[Data entries for graphics]
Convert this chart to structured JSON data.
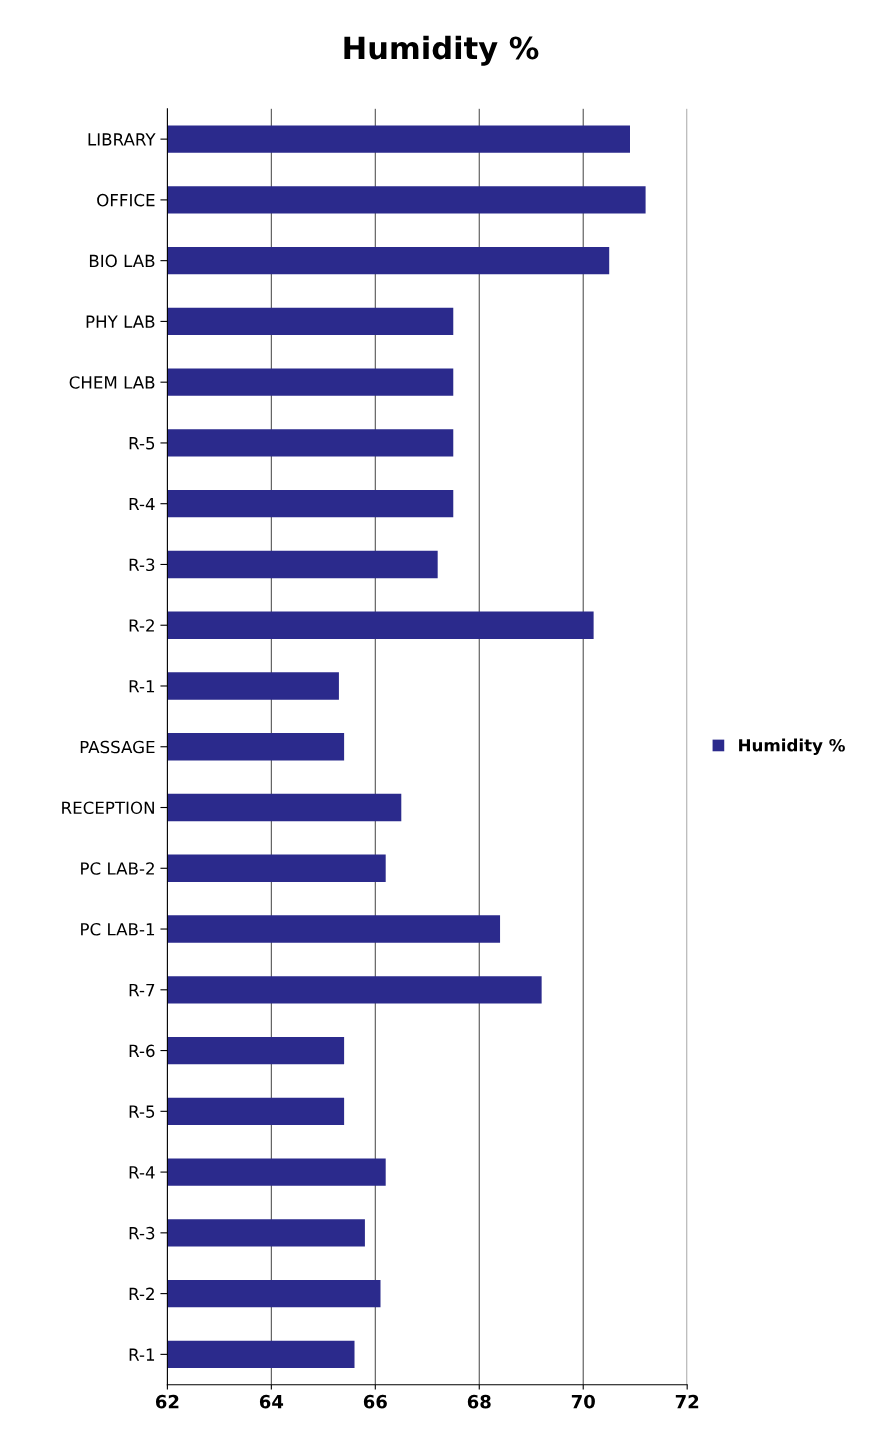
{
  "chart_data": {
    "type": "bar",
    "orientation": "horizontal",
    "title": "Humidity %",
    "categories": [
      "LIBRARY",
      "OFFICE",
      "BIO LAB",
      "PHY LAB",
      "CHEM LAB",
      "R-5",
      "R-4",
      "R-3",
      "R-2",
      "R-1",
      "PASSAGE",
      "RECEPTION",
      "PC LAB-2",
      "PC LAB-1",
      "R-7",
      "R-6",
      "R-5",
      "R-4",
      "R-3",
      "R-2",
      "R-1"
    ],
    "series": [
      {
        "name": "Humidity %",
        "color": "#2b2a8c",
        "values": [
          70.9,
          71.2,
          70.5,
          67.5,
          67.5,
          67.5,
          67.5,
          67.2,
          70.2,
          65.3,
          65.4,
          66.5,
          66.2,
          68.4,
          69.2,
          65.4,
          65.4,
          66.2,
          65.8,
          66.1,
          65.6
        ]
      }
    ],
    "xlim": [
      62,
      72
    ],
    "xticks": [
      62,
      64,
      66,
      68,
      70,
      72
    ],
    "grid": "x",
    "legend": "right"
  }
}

SHORT PROBLEM:
Quote every entry exactly, with the pictures omitted.

THE ANSWER:
Convert this chart to structured JSON data.
{
  "chart_data": {
    "type": "bar",
    "orientation": "horizontal",
    "title": "Humidity %",
    "categories": [
      "LIBRARY",
      "OFFICE",
      "BIO LAB",
      "PHY LAB",
      "CHEM LAB",
      "R-5",
      "R-4",
      "R-3",
      "R-2",
      "R-1",
      "PASSAGE",
      "RECEPTION",
      "PC LAB-2",
      "PC LAB-1",
      "R-7",
      "R-6",
      "R-5",
      "R-4",
      "R-3",
      "R-2",
      "R-1"
    ],
    "series": [
      {
        "name": "Humidity %",
        "color": "#2b2a8c",
        "values": [
          70.9,
          71.2,
          70.5,
          67.5,
          67.5,
          67.5,
          67.5,
          67.2,
          70.2,
          65.3,
          65.4,
          66.5,
          66.2,
          68.4,
          69.2,
          65.4,
          65.4,
          66.2,
          65.8,
          66.1,
          65.6
        ]
      }
    ],
    "xlim": [
      62,
      72
    ],
    "xticks": [
      62,
      64,
      66,
      68,
      70,
      72
    ],
    "grid": "x",
    "legend": "right"
  }
}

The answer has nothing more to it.